#### Stored dataset items

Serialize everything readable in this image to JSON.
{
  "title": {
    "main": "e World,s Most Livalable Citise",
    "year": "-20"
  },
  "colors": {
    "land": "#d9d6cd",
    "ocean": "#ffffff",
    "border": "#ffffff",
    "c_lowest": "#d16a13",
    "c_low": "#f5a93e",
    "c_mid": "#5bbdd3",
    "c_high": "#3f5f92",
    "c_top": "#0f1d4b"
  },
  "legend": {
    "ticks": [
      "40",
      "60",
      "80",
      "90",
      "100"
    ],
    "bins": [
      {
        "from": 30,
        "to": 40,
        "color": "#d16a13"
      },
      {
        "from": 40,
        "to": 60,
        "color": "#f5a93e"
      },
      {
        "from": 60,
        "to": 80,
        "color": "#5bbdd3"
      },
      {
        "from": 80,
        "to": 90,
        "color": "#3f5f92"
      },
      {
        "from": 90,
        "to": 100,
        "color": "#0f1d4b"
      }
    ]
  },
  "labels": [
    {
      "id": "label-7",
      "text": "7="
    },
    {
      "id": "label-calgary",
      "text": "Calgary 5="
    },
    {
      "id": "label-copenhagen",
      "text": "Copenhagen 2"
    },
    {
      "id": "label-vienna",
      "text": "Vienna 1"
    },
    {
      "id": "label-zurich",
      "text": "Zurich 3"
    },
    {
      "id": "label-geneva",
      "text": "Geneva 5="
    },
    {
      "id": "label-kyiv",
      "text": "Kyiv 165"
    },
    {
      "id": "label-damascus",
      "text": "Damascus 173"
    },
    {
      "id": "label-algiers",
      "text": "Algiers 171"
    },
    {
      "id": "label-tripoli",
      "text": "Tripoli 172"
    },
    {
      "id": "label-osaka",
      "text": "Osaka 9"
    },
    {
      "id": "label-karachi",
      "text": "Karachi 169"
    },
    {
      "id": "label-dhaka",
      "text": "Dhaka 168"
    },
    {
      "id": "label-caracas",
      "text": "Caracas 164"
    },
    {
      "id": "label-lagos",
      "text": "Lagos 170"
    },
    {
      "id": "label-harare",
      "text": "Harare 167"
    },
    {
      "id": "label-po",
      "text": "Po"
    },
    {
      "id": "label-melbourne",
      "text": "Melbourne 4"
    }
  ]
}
--
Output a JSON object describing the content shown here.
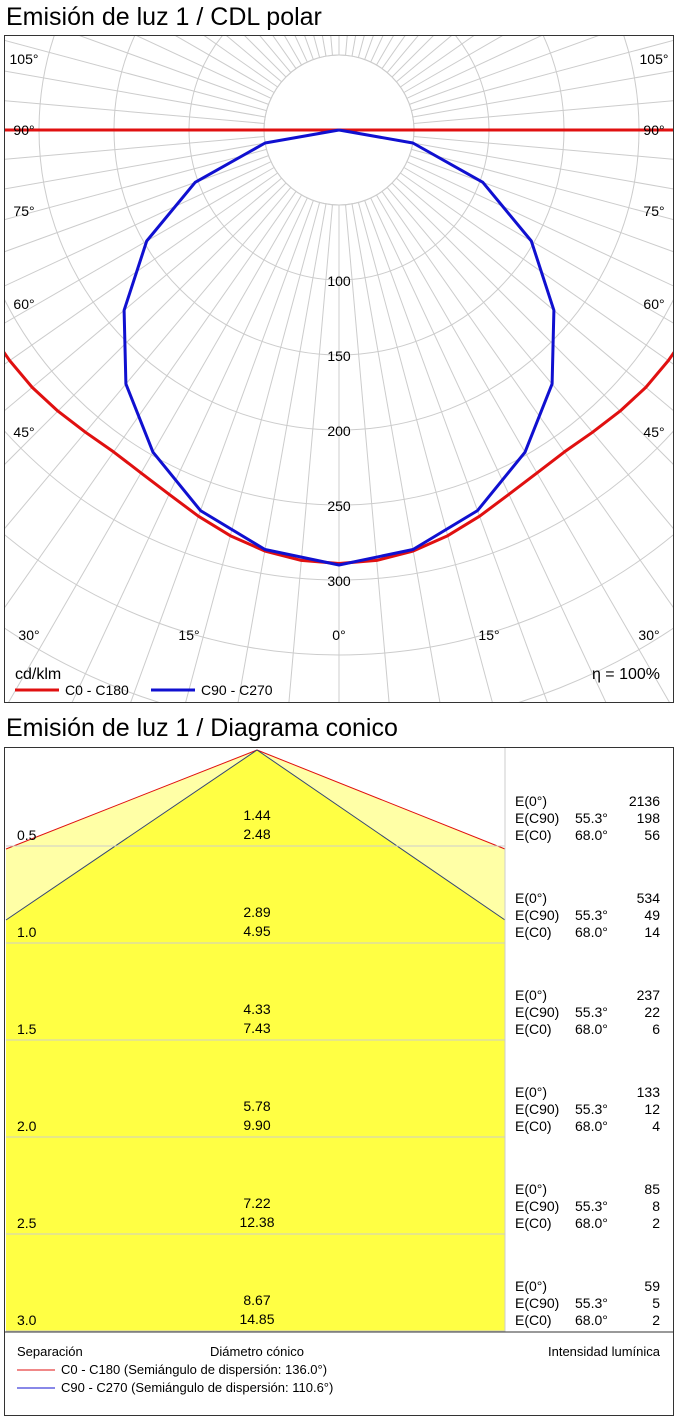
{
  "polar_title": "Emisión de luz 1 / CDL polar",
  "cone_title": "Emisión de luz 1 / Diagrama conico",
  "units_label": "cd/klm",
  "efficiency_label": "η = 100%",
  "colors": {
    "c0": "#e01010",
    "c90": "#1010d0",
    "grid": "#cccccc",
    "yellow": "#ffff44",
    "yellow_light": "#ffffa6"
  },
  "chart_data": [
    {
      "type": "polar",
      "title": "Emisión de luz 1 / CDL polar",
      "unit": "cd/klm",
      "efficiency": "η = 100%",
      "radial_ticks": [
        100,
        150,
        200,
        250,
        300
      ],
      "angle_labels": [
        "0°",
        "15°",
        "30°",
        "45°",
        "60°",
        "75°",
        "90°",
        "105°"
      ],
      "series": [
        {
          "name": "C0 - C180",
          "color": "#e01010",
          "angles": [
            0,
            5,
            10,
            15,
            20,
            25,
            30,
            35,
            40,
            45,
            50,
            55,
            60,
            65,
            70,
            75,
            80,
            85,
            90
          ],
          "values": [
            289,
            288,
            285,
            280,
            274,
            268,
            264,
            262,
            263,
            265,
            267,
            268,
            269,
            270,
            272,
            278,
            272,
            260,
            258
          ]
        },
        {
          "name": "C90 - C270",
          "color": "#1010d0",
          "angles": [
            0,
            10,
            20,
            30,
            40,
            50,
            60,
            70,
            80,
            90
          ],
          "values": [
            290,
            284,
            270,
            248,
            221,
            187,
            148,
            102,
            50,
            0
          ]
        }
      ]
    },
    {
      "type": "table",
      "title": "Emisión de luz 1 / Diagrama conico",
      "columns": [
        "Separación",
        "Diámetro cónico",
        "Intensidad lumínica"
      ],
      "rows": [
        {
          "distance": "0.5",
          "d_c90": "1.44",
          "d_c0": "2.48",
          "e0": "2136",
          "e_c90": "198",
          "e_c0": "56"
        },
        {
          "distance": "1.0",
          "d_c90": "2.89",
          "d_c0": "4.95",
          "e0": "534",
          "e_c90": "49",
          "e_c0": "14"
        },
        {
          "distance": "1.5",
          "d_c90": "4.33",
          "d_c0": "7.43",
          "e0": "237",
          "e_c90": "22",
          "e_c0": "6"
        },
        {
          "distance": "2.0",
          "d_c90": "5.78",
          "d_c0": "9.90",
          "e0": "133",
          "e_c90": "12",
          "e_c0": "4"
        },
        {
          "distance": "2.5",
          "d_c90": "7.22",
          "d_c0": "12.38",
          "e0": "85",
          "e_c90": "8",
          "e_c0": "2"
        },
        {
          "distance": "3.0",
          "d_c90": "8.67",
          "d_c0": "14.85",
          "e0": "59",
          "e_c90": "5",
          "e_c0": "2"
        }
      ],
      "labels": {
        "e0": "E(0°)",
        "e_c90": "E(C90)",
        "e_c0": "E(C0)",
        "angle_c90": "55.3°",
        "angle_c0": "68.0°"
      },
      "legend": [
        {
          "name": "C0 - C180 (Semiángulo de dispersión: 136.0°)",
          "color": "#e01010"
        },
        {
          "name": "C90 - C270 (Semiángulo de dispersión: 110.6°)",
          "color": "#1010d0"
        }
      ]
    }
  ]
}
* * *
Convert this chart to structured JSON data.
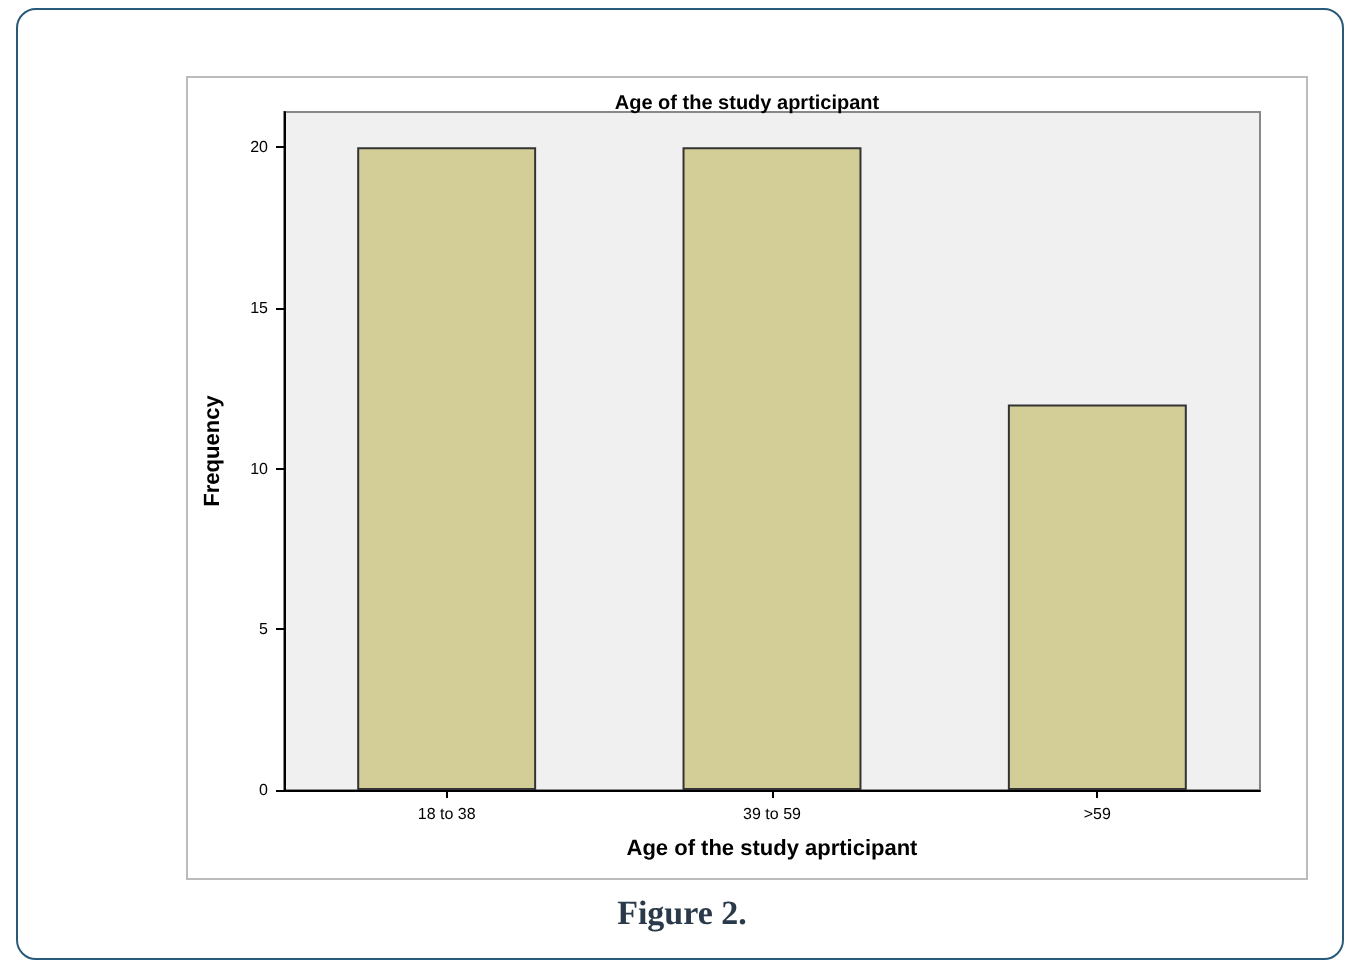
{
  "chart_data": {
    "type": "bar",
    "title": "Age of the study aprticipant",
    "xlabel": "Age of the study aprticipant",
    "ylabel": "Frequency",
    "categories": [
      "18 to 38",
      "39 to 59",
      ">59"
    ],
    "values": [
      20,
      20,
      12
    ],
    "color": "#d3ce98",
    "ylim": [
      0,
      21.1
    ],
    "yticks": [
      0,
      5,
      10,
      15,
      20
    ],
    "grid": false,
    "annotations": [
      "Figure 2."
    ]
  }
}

#### SHORT EXERCISE
Look through the data and show every line containing "Emisión".

#### EXERCISE RESPONSE
  "polar_title": "Emisión de luz 1 / CDL polar",
  "cone_title": "Emisión de luz 1 / Diagrama conico",
      "title": "Emisión de luz 1 / CDL polar",
      "title": "Emisión de luz 1 / Diagrama conico",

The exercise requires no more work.